● **Source**:
╔══

Chromium: The Key Player:

Chromium’s superior affinity for oxygen and hydroxyl ions, the stability of its oxides, and its amphoteric nature make it the star player in forming the protective passive film. Nickel and molybdenum play crucial supporting roles by enhancing film stability and offering localized corrosion resistance. This synergy between elements is what truly empowers Fe-Cr-Ni-Mo stainless steel to excel in acidic environments.

Here’s a deeper dive into the chemical properties that make Cr the key player, compared to nickel (Ni) and molybdenum (Mo):

High Affinity for Oxygen (O) and Hydroxyl (OH⁻):

Chromium boasts a higher electronegativity compared to iron (Fe), nickel (Ni), and molybdenum (Mo). This translates to a stronger attraction for oxygen and hydroxyl ions. As a result, chromium readily reacts with these species to form stable chromium oxide (Cr₂O₃) and chromium hydroxide (Cr(OH)₃) during the passivation process.

Greater Stability of Chromium Oxides:

Chromium oxide (Cr₂O₃) is thermodynamically more stable than iron oxide (FeO) or the corresponding oxides of nickel (NiO) and molybdenum (MoO₂, MoO₃). This stability ensures that the chromium-rich layer persists and doesn’t readily break down in the acidic environment. This stable layer acts as the foundation for the entire passive film.

Amphoteric Nature:

Chromium exhibits amphoteric behavior, meaning it can react with both acids and bases. This property allows chromium to react with hydroxyl ions (OH⁻) in the developing film, further promoting its incorporation and film growth.

In a slightly acidic environment (presence of H⁺ ions), chromium can dissolve to a limited extent as chromate or dichromate ions (CrO₄²⁻ or Cr₂O₇²⁻). This slight dissolution allows chromium to be more readily available for subsequent reactions with hydroxyl ions (OH⁻) as the environment becomes more basic.

╚══

● **Provided records**:
╔══

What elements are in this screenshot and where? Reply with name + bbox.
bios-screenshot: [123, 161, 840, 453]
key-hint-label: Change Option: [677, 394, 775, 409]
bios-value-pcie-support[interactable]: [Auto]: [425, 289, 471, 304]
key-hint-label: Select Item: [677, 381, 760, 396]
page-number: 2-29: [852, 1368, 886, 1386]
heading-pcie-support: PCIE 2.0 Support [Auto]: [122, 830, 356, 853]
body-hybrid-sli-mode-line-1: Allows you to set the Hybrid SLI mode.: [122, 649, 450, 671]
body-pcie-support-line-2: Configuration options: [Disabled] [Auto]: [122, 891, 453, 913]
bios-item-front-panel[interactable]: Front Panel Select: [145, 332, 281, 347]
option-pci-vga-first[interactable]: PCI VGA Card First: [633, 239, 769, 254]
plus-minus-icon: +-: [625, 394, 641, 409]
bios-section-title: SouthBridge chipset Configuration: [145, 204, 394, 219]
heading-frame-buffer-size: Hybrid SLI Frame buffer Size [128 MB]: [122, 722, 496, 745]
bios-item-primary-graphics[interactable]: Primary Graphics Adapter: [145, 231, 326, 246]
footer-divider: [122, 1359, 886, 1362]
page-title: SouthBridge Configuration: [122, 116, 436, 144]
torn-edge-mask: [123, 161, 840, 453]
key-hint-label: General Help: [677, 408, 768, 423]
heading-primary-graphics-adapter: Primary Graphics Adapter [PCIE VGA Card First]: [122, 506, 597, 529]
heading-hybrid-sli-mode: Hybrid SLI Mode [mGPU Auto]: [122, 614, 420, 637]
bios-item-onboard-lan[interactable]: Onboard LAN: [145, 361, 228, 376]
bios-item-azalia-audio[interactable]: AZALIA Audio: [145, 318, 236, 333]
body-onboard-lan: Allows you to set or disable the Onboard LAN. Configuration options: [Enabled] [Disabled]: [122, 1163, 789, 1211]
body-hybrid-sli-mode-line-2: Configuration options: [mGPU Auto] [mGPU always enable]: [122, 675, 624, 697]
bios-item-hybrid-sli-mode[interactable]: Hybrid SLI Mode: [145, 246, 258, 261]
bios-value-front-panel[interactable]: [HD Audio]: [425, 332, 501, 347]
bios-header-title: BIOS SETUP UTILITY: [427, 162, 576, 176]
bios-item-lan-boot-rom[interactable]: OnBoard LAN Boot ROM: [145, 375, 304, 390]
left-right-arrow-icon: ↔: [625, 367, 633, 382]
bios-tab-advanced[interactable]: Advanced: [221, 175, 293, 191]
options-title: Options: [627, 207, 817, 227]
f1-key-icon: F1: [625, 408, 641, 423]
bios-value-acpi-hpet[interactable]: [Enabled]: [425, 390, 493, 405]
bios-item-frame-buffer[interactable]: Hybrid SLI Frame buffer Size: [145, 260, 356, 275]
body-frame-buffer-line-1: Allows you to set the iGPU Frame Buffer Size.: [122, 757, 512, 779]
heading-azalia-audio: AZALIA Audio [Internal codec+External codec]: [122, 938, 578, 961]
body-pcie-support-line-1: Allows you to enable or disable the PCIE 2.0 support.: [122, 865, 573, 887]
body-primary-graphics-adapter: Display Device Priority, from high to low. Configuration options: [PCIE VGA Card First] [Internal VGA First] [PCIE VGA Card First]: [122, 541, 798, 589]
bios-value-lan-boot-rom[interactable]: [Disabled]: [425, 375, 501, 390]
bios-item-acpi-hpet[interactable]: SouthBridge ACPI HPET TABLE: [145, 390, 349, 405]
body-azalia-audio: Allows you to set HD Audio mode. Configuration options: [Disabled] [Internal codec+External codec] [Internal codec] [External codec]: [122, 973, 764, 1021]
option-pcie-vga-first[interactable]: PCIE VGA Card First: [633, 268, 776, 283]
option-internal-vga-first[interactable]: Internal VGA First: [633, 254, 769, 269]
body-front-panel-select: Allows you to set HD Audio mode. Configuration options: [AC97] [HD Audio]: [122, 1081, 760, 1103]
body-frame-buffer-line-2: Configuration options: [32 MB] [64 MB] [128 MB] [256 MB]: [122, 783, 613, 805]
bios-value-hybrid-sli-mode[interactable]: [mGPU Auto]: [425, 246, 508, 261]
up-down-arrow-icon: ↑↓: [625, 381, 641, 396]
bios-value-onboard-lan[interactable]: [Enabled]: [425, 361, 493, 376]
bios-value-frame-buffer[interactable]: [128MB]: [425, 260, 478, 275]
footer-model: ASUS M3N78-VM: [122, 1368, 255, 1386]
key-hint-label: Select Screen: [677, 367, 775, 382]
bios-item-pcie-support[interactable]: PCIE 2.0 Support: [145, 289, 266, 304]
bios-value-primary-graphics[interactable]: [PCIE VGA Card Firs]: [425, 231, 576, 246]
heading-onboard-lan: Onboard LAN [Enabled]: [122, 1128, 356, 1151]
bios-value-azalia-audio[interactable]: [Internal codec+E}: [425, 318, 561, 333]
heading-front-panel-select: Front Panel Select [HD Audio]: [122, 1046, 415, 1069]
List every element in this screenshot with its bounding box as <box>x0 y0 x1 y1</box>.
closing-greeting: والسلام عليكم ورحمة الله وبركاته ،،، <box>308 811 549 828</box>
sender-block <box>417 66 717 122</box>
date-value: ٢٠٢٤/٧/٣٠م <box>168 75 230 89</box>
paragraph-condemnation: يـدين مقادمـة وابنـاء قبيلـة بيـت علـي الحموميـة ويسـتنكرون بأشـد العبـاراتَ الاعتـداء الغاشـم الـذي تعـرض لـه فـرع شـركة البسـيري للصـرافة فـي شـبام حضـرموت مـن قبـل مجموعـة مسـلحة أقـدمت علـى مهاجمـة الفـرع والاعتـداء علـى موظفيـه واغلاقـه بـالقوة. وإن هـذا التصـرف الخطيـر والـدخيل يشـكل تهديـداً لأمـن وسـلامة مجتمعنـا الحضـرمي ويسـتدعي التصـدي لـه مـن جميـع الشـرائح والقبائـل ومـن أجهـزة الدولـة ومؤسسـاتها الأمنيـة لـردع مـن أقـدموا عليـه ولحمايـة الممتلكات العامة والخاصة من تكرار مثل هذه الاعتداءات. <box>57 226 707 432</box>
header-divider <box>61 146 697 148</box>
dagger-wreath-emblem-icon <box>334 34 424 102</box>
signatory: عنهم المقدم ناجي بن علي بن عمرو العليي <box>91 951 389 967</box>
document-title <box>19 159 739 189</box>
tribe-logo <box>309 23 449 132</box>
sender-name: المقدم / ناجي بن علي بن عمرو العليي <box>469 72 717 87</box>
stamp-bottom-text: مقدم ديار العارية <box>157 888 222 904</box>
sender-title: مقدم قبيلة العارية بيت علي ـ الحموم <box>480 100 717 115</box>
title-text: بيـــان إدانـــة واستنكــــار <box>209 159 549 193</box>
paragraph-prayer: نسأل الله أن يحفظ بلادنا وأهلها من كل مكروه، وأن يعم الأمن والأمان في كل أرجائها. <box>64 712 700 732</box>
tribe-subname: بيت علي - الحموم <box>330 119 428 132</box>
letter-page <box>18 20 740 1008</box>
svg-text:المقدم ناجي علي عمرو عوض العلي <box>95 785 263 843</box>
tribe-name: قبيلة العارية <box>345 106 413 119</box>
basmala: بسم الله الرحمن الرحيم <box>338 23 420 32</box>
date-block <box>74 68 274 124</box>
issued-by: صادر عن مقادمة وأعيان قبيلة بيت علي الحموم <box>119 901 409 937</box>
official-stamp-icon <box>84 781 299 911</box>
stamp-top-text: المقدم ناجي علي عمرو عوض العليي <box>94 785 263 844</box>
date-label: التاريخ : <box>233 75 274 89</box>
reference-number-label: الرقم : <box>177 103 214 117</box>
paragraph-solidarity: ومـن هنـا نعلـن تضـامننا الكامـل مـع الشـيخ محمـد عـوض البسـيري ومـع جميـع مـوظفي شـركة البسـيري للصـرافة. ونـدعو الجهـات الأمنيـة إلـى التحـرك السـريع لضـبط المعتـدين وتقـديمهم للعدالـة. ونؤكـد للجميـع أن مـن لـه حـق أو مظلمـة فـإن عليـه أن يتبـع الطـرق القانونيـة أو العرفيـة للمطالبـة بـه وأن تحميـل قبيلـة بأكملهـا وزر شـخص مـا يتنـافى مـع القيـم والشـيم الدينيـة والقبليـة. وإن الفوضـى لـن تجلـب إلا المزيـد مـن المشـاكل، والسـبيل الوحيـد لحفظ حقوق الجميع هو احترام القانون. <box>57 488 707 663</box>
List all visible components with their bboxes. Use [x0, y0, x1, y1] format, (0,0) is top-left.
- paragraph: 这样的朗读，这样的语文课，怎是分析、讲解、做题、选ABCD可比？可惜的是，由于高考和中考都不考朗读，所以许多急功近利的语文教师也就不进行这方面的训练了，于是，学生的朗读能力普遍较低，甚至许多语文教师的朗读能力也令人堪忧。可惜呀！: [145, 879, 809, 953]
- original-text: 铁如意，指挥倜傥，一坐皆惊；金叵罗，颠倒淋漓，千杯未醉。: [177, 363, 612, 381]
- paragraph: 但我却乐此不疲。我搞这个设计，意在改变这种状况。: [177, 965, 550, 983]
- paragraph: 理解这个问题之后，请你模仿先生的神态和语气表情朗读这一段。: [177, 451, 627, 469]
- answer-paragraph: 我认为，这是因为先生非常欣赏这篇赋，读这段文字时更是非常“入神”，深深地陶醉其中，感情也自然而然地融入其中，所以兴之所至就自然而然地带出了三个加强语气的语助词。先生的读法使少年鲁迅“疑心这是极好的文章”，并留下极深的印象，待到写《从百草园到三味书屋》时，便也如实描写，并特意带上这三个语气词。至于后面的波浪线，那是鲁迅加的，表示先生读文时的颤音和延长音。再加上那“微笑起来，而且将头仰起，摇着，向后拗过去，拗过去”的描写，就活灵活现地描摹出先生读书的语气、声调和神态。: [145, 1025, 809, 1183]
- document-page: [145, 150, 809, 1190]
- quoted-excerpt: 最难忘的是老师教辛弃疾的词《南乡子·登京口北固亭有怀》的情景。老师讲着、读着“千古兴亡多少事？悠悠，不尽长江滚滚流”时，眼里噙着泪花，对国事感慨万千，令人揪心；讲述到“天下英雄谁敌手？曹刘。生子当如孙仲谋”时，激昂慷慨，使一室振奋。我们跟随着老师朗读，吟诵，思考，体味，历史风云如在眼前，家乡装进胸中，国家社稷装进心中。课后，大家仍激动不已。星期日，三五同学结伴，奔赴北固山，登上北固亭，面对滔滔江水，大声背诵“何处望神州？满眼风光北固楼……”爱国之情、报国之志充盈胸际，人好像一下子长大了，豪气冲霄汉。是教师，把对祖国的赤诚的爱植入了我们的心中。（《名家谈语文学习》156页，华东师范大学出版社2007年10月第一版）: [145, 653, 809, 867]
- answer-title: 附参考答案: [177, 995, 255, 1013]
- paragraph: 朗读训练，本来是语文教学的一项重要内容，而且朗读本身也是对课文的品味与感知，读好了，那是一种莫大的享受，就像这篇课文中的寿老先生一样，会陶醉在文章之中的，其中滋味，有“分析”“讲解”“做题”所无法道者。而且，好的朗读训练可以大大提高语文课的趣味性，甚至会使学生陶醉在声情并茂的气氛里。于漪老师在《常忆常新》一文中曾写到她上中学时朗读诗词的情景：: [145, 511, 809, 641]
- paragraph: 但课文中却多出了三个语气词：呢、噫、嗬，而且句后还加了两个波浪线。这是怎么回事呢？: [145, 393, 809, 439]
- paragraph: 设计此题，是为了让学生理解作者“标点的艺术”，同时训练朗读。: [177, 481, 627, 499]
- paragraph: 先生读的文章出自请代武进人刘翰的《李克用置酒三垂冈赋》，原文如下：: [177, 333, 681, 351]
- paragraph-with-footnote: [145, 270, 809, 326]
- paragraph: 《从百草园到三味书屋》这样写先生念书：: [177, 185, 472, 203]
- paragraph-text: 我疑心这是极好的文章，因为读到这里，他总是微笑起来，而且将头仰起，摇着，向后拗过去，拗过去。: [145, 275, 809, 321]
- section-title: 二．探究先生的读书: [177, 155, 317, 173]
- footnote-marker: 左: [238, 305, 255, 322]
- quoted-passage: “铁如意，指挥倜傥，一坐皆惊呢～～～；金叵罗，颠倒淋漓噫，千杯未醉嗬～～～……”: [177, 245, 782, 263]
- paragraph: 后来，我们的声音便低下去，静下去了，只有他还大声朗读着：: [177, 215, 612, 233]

╚══

● **Problem requirements**:
Reproduce the passage on chromium word for word, starting at the words "Chromium exhibits amphoteric" and stopping after "becomes more basic.". The lines have no connection to the passage on chromium.

● **Exercise solution**:
Chromium exhibits amphoteric behavior, meaning it can react with both acids and bases. This property allows chromium to react with hydroxyl ions (OH⁻) in the developing film, further promoting its incorporation and film growth.

In a slightly acidic environment (presence of H⁺ ions), chromium can dissolve to a limited extent as chromate or dichromate ions (CrO₄²⁻ or Cr₂O₇²⁻). This slight dissolution allows chromium to be more readily available for subsequent reactions with hydroxyl ions (OH⁻) as the environment becomes more basic.